> [Task to complete]: From the listing below, work out how many lines contain "Temp". Reply with that number only.

______________________________

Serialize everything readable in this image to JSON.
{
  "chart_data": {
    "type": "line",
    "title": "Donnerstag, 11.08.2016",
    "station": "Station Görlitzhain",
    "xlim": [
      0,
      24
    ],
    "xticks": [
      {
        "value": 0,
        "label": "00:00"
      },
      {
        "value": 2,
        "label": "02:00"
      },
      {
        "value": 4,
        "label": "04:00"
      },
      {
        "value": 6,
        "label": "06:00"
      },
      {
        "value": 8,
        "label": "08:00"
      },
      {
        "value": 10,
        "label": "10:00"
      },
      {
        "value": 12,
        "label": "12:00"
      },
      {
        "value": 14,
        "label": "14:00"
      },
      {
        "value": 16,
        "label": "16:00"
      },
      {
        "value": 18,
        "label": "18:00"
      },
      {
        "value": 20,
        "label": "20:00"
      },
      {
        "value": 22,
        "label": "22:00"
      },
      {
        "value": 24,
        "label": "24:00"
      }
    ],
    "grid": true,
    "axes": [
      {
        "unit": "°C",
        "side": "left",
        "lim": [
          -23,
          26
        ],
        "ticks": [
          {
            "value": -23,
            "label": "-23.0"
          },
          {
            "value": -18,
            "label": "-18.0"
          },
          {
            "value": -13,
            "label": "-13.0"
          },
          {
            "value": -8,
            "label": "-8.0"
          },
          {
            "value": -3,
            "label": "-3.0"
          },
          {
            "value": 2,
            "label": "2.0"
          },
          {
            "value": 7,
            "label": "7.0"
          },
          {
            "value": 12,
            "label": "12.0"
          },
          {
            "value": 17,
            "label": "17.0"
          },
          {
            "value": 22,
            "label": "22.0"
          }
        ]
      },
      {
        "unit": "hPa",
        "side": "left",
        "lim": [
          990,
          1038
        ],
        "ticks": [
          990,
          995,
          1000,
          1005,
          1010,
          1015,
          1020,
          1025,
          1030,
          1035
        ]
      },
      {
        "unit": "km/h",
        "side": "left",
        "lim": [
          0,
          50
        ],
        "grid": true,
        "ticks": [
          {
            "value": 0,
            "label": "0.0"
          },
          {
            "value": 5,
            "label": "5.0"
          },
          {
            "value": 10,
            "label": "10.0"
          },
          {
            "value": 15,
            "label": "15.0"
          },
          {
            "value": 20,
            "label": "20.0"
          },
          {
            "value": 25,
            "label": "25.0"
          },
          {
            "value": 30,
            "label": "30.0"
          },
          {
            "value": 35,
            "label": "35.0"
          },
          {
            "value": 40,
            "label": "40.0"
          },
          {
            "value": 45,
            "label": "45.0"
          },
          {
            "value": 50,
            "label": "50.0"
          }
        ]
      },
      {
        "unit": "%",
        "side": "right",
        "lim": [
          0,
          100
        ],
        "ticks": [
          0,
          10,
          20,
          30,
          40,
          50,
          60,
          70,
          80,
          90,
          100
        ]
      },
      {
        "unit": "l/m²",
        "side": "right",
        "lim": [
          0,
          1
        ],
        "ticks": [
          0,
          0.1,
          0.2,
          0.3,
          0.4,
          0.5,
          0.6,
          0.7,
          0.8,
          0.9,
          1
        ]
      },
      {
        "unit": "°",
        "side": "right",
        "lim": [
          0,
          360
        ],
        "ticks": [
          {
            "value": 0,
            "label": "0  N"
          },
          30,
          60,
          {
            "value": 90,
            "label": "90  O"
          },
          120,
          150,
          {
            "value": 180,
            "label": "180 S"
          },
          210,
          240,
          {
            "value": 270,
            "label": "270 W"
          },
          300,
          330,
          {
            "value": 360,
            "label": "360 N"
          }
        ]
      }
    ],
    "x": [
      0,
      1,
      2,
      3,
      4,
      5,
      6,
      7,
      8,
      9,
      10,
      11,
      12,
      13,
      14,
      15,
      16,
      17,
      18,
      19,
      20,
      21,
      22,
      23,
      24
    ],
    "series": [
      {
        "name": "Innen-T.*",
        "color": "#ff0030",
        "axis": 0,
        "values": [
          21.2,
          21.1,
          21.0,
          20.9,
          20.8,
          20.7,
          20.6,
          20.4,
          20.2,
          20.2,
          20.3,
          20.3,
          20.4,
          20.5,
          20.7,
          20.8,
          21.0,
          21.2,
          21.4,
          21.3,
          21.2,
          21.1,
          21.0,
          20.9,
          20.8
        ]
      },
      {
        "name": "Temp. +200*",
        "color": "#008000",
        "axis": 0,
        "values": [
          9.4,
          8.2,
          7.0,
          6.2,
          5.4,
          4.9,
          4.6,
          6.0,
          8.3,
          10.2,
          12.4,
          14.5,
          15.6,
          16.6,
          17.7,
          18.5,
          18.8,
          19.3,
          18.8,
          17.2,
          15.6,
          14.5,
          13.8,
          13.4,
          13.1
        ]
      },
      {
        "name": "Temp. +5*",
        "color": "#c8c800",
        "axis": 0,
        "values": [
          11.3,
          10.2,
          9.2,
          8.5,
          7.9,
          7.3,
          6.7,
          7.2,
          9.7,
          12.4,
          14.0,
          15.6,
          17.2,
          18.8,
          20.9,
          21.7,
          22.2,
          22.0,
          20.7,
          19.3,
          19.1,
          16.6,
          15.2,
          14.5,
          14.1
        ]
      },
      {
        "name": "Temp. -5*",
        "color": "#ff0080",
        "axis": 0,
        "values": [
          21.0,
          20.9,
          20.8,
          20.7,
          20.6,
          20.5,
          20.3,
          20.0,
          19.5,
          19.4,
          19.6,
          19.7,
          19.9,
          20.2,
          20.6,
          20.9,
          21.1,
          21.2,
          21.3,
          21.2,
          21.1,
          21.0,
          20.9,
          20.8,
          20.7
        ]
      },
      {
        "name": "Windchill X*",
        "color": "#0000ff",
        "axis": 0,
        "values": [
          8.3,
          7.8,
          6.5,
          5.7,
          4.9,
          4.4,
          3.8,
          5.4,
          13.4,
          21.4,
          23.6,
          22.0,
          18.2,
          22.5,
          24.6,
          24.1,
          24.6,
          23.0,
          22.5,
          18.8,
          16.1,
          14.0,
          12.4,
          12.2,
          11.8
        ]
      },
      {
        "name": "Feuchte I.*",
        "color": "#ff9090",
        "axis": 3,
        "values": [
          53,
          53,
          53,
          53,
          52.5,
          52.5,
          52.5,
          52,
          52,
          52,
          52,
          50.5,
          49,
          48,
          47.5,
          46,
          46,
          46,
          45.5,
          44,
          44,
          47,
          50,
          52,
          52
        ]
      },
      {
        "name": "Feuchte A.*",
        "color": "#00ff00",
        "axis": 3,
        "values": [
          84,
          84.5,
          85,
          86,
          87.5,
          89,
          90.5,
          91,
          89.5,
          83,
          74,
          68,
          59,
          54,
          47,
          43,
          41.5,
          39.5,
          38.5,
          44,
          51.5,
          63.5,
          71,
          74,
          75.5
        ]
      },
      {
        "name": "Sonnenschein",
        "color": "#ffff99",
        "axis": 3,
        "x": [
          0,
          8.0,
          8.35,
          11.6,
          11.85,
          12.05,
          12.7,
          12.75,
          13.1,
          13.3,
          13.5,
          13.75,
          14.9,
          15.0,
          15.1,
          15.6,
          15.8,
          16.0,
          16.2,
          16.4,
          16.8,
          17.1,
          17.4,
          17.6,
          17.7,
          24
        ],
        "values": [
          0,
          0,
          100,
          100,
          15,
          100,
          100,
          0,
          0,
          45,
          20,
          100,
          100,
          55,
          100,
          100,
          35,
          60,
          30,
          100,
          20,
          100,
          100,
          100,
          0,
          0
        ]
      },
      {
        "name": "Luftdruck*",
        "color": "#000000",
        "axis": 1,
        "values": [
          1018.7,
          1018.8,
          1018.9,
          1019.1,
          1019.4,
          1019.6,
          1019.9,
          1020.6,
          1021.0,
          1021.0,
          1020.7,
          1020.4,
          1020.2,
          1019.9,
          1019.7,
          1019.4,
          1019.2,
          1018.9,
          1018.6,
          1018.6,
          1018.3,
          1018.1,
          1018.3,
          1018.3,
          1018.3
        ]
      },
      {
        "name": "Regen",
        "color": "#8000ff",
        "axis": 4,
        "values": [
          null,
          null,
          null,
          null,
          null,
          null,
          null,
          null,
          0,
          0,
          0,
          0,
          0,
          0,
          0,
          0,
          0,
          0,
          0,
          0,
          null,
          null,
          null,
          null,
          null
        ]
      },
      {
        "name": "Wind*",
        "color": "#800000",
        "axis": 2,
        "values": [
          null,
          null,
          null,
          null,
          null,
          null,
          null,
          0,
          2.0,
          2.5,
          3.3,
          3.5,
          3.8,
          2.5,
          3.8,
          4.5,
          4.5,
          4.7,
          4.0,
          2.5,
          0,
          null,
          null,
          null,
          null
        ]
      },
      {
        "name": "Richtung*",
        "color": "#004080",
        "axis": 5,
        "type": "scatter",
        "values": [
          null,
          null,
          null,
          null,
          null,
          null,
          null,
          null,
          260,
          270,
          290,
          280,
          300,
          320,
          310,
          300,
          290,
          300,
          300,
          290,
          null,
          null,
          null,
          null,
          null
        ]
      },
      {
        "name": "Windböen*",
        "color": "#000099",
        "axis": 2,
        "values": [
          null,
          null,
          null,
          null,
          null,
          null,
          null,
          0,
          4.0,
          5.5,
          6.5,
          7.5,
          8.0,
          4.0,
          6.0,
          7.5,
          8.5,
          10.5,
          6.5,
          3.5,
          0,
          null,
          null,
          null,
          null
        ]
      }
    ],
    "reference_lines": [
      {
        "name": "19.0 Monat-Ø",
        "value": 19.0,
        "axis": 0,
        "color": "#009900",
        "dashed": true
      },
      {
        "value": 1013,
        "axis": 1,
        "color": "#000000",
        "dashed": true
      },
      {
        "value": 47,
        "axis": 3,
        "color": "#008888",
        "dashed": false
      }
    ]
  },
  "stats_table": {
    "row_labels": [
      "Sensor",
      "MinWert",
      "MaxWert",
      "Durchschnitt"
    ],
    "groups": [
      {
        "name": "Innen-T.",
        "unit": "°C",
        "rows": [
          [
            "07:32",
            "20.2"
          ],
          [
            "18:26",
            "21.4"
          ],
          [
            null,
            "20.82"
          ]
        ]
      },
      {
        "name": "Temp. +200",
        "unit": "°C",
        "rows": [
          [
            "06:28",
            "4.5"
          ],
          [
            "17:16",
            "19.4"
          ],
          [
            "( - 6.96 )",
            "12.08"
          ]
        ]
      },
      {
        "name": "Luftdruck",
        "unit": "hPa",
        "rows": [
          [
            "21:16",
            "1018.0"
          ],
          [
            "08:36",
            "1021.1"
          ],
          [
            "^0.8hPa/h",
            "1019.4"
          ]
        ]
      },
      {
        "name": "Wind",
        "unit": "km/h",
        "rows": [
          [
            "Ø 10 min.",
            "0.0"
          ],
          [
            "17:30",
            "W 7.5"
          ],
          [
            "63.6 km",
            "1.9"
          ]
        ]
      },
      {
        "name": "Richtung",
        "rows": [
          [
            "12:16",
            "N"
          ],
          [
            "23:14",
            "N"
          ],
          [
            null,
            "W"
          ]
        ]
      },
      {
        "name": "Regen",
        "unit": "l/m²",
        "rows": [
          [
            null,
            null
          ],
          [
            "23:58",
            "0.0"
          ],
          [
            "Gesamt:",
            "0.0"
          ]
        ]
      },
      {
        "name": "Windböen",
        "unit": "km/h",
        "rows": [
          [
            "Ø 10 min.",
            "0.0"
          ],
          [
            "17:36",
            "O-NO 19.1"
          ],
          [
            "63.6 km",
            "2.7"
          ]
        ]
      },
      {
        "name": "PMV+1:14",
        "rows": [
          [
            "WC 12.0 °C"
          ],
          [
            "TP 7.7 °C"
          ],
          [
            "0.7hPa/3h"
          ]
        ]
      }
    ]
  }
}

______________________________

> [Full response]: 4